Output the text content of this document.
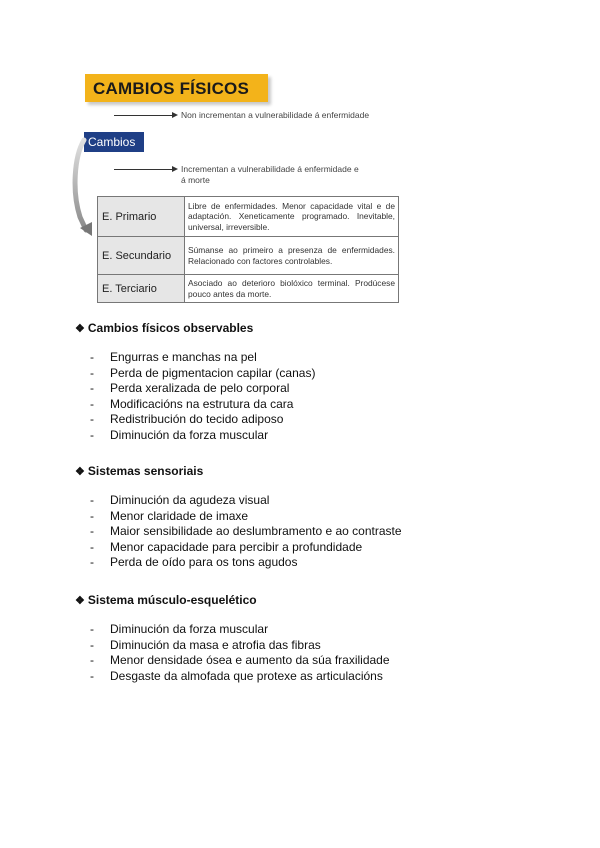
CAMBIOS FÍSICOS
Non incrementan a vulnerabilidade á enfermidade
Cambios
Incrementan a vulnerabilidade á enfermidade e
á morte
E. Primario	Libre de enfermidades. Menor capacidade vital e de adaptación. Xeneticamente programado. Inevitable, universal, irreversible.
E. Secundario	Súmanse ao primeiro a presenza de enfermidades. Relacionado con factores controlables.
E. Terciario	Asociado ao deterioro biolóxico terminal. Prodúcese pouco antes da morte.
❖ Cambios físicos observables
- Engurras e manchas na pel
- Perda de pigmentacion capilar (canas)
- Perda xeralizada de pelo corporal
- Modificacións na estrutura da cara
- Redistribución do tecido adiposo
- Diminución da forza muscular
❖ Sistemas sensoriais
- Diminución da agudeza visual
- Menor claridade de imaxe
- Maior sensibilidade ao deslumbramento e ao contraste
- Menor capacidade para percibir a profundidade
- Perda de oído para os tons agudos
❖ Sistema músculo-esquelético
- Diminución da forza muscular
- Diminución da masa e atrofia das fibras
- Menor densidade ósea e aumento da súa fraxilidade
- Desgaste da almofada que protexe as articulacións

GOAL :: Every entry above should be duplicated exactly. Do not include the images.

OUTPUT ::
Output the text content of this document.
CAMBIOS FÍSICOS
Non incrementan a vulnerabilidade á enfermidade
Cambios
Incrementan a vulnerabilidade á enfermidade e
á morte
E. Primario	Libre de enfermidades. Menor capacidade vital e de adaptación. Xeneticamente programado. Inevitable, universal, irreversible.
E. Secundario	Súmanse ao primeiro a presenza de enfermidades. Relacionado con factores controlables.
E. Terciario	Asociado ao deterioro biolóxico terminal. Prodúcese pouco antes da morte.
❖ Cambios físicos observables
- Engurras e manchas na pel
- Perda de pigmentacion capilar (canas)
- Perda xeralizada de pelo corporal
- Modificacións na estrutura da cara
- Redistribución do tecido adiposo
- Diminución da forza muscular
❖ Sistemas sensoriais
- Diminución da agudeza visual
- Menor claridade de imaxe
- Maior sensibilidade ao deslumbramento e ao contraste
- Menor capacidade para percibir a profundidade
- Perda de oído para os tons agudos
❖ Sistema músculo-esquelético
- Diminución da forza muscular
- Diminución da masa e atrofia das fibras
- Menor densidade ósea e aumento da súa fraxilidade
- Desgaste da almofada que protexe as articulacións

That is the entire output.